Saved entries
-.-.-

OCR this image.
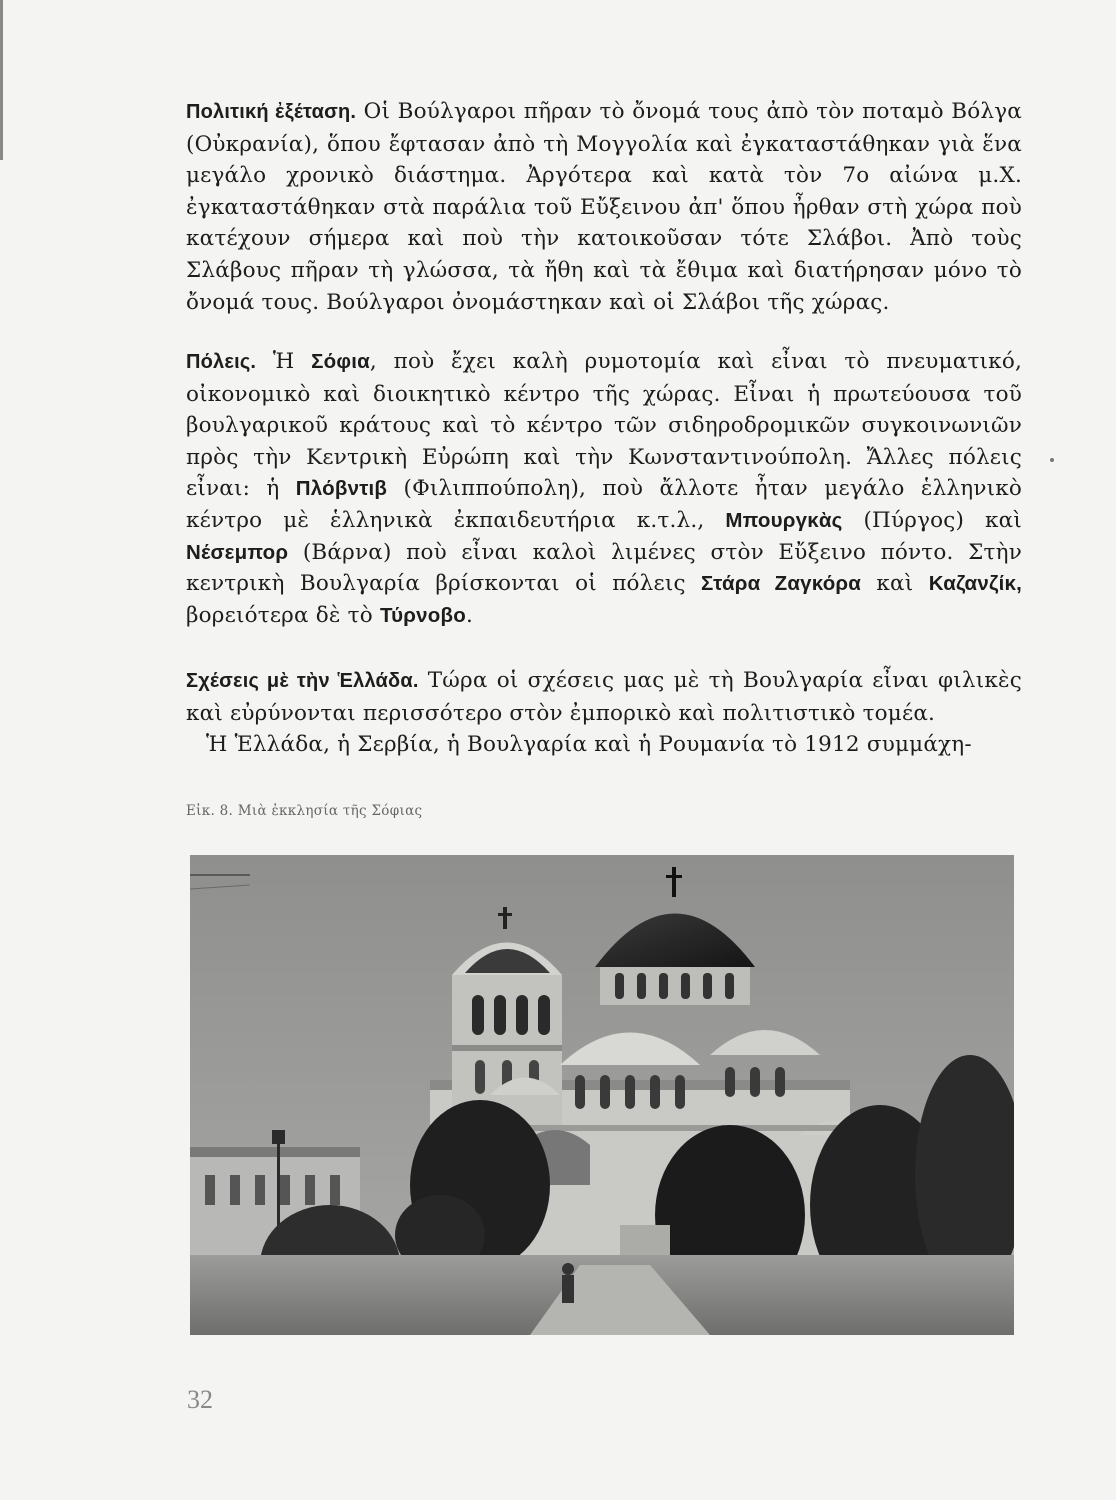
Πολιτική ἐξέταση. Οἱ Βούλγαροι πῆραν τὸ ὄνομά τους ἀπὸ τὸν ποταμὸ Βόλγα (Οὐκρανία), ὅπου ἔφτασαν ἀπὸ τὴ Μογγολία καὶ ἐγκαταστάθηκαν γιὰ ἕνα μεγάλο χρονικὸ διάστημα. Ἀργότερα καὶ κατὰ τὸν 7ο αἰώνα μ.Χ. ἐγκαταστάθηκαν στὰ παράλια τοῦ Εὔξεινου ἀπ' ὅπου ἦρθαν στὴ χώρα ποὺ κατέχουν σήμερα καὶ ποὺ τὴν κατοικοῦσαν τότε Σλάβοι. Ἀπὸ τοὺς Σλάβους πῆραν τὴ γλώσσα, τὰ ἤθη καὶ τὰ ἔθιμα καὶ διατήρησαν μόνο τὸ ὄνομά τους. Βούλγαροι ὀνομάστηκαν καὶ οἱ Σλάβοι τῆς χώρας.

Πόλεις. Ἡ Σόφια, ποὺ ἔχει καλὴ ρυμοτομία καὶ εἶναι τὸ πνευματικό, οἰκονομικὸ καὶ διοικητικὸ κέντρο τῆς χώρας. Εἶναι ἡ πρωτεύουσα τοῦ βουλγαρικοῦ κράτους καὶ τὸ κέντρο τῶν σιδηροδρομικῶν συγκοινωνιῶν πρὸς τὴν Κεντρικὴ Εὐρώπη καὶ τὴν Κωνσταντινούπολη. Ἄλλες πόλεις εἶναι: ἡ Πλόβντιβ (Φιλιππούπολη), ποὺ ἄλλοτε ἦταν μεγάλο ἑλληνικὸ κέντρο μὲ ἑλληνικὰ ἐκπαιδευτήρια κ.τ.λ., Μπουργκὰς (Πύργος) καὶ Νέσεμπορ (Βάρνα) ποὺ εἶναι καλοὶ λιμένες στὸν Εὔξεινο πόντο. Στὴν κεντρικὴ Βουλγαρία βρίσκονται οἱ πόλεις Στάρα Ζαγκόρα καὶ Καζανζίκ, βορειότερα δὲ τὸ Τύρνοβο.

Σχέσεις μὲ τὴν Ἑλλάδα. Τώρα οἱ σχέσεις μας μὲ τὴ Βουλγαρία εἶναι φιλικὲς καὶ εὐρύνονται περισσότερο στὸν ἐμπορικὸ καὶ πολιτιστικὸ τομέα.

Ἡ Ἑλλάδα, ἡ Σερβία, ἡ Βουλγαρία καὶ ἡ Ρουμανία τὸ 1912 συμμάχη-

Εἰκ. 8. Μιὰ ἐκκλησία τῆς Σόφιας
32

-.-.-

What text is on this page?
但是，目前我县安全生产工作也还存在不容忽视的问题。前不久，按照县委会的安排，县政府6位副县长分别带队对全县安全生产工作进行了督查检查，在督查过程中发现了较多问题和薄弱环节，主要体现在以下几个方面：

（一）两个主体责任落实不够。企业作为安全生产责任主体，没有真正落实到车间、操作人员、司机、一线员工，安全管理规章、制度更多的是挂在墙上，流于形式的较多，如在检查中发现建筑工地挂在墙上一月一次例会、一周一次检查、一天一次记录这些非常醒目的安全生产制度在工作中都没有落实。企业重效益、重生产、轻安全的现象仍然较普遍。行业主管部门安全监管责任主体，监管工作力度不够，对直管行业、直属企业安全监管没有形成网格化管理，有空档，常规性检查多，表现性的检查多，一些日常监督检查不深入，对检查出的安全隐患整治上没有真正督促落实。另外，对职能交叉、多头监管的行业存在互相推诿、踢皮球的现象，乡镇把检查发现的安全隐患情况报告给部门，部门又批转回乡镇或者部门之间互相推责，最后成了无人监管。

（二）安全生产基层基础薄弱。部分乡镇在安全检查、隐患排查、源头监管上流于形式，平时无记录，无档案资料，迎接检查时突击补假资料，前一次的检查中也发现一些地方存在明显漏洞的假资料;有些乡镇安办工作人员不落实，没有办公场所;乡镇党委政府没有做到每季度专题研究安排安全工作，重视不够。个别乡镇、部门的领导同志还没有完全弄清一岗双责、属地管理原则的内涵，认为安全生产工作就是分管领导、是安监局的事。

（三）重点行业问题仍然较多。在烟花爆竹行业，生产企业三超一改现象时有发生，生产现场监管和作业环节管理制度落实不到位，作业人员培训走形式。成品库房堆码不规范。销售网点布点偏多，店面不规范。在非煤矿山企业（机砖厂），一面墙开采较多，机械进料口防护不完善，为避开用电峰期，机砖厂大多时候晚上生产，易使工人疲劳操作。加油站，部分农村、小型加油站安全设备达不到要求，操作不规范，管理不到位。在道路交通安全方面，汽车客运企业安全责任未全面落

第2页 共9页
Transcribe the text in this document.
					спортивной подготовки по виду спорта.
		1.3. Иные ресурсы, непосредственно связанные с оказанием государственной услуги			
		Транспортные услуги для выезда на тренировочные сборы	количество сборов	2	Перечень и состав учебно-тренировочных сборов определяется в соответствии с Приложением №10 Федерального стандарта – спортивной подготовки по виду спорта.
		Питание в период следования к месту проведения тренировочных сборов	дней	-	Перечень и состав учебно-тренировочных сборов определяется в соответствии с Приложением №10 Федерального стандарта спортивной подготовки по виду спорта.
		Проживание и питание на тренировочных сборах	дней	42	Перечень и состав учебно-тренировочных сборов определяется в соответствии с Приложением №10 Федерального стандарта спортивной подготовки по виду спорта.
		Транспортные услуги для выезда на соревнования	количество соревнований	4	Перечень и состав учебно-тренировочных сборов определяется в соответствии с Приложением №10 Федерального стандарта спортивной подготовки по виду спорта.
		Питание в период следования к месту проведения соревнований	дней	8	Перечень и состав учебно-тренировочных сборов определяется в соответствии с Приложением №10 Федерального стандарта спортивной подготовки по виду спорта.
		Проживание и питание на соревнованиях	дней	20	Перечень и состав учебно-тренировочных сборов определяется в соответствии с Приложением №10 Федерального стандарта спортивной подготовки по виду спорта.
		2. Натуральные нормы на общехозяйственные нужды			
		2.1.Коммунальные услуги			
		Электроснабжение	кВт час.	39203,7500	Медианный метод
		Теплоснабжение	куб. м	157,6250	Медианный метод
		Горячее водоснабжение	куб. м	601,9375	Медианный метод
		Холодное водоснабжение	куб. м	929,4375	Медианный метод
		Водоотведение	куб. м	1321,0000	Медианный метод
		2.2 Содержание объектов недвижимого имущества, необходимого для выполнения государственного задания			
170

-.-.-

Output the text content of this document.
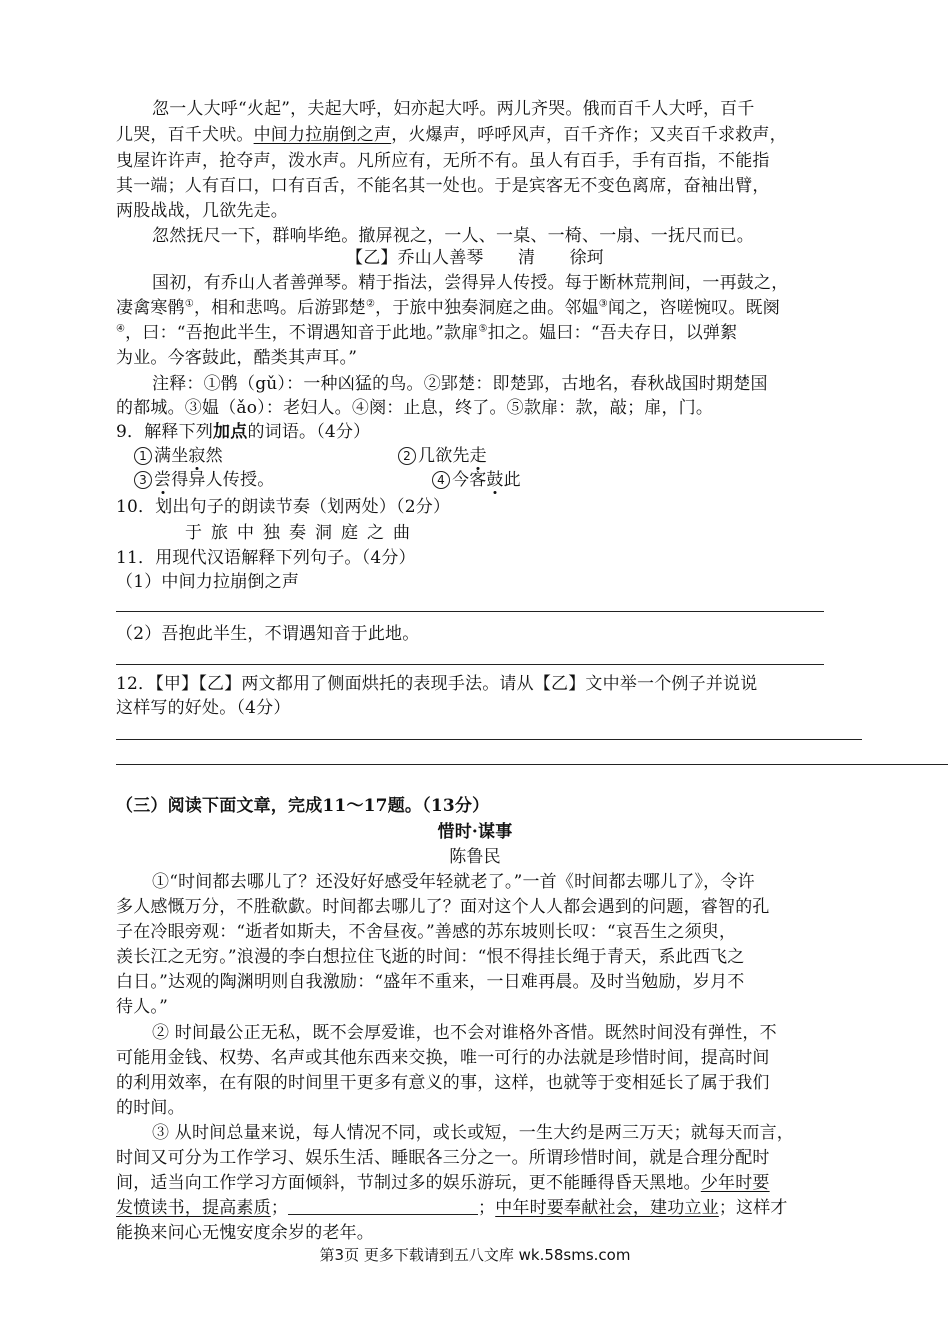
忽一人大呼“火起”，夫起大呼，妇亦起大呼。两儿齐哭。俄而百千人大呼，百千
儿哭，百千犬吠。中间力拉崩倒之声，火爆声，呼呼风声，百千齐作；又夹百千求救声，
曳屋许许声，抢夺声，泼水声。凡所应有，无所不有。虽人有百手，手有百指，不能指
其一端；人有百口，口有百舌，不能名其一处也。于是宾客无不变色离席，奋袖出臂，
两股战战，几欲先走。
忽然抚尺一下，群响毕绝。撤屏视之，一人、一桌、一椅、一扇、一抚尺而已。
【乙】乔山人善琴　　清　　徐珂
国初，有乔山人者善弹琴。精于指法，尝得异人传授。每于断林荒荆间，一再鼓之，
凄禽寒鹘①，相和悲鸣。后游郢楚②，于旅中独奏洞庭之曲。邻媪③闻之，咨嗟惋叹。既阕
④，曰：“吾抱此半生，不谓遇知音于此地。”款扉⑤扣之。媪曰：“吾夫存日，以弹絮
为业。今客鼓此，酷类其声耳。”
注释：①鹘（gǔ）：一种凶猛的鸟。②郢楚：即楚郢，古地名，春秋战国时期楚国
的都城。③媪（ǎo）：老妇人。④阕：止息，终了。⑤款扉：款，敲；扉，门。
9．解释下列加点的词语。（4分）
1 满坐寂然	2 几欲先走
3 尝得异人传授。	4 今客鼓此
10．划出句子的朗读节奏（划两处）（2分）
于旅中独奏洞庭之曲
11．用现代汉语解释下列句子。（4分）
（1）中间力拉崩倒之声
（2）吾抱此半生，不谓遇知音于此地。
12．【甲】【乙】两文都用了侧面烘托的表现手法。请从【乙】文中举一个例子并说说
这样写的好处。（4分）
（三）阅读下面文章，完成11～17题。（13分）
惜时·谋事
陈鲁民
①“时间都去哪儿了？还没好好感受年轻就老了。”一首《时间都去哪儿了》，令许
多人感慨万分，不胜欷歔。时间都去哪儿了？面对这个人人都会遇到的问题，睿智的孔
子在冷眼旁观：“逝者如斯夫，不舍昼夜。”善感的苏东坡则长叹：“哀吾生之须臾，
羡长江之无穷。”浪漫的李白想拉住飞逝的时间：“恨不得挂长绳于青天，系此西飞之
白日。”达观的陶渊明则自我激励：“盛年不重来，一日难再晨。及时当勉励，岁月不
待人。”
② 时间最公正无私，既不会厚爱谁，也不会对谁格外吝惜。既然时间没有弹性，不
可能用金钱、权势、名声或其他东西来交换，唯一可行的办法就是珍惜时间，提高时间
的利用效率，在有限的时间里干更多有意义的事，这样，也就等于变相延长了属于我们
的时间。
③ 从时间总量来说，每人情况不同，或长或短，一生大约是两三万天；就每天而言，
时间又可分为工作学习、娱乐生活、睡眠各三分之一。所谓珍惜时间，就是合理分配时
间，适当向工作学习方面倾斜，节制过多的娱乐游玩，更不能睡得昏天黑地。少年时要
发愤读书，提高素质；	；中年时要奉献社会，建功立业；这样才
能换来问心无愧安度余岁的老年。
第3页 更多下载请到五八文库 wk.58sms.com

-.-.-

Your objective: Tally up the lines holding the word "выезда" in the data above, and answer with that figure only.

Written answer: 2